--- Begin DATA RECORDS ---
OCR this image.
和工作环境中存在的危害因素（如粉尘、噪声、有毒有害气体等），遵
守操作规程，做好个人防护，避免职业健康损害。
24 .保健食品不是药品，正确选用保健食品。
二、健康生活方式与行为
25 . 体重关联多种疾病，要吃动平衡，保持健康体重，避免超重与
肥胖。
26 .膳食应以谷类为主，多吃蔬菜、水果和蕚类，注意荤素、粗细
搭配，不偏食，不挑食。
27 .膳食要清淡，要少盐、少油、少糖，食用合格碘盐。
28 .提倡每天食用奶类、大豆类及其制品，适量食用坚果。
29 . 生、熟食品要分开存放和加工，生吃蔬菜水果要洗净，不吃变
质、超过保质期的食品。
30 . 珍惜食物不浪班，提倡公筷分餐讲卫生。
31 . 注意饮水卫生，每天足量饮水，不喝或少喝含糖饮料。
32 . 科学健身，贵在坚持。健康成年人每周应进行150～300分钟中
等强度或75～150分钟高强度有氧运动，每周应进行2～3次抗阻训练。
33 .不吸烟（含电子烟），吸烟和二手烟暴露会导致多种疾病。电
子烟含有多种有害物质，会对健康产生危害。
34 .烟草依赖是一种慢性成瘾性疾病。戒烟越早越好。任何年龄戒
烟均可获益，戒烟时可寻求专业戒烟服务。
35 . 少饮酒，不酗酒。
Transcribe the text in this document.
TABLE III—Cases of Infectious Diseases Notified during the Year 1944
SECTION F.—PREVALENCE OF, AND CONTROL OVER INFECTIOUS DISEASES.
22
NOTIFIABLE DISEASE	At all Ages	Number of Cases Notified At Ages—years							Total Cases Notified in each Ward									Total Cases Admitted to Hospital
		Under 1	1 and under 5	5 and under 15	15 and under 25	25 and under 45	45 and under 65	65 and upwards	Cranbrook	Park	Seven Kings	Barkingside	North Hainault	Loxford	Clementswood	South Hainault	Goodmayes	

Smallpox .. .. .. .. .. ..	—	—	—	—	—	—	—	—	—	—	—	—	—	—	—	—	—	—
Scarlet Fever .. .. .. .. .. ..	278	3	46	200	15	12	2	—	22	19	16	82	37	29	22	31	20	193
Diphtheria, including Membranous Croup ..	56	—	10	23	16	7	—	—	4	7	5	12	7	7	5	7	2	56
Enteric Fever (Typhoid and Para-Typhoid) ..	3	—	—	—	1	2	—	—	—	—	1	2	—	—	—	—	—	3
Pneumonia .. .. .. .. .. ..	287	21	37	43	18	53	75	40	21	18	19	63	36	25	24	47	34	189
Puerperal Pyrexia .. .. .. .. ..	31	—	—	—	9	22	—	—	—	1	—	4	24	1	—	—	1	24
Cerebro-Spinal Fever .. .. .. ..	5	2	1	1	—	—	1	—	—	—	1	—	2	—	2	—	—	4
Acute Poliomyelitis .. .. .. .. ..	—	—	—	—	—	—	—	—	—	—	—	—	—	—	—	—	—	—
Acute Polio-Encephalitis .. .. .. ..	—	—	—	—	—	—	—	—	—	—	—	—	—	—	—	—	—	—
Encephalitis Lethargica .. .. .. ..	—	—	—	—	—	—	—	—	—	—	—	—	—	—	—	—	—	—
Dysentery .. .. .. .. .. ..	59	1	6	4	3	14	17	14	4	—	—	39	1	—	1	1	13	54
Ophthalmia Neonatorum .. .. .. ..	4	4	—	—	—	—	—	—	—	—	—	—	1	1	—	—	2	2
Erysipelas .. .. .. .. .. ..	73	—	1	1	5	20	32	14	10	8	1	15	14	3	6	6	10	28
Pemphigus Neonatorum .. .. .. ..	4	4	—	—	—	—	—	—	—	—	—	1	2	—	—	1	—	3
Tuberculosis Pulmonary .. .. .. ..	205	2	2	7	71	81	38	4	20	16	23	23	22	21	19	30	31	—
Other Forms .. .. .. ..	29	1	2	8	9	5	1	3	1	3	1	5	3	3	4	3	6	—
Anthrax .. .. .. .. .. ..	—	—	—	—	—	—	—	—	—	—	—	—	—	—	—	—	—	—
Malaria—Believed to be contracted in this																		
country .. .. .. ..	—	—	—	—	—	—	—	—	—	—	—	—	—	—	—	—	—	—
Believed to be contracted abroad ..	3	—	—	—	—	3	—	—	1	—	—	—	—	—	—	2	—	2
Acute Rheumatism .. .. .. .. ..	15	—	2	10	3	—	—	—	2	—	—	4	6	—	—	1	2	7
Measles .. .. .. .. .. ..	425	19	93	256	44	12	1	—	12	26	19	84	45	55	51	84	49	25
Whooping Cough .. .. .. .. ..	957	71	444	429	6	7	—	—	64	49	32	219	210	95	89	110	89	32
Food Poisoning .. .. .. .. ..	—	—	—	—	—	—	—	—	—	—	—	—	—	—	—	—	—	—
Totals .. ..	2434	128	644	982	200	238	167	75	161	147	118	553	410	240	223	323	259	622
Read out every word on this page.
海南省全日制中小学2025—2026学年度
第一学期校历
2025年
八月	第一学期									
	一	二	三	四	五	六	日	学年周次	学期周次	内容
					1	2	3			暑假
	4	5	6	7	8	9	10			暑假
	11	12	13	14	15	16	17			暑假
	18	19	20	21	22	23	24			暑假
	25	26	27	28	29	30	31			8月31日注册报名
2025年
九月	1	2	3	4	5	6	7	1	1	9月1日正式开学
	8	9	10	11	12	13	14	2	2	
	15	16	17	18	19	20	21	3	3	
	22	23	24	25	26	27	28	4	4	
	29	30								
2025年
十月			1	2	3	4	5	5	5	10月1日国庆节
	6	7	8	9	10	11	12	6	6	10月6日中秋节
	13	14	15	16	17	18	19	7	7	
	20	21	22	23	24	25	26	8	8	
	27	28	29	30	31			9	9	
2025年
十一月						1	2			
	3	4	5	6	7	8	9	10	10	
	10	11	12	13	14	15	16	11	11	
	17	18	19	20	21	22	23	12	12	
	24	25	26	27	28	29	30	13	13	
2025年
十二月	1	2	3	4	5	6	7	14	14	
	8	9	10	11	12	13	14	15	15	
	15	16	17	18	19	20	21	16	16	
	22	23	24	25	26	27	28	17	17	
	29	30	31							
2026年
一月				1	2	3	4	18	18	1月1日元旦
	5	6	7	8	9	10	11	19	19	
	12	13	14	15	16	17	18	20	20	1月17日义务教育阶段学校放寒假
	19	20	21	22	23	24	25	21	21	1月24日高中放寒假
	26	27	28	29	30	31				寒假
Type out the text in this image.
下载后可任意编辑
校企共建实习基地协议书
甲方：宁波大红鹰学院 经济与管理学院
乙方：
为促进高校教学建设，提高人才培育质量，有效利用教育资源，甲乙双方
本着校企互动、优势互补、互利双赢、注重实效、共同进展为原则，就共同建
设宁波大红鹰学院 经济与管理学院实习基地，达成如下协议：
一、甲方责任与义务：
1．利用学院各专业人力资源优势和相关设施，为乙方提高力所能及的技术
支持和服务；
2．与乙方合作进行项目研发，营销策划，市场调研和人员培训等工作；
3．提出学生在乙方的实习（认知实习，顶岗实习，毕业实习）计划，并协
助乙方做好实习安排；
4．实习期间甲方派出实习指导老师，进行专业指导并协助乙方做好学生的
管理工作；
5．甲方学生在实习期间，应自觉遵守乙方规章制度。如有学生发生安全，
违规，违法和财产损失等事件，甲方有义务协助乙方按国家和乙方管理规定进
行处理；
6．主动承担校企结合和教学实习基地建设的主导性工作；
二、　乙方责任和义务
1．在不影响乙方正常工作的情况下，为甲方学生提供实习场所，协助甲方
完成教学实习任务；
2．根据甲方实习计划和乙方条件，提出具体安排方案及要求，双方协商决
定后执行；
--- End DATA RECORDS ---
WHAT THIS TASK INVOLVES |
Count how many lines of the material hold the string "Encephalitis". Give the number and nothing more.

SOLVED PROBLEM |
2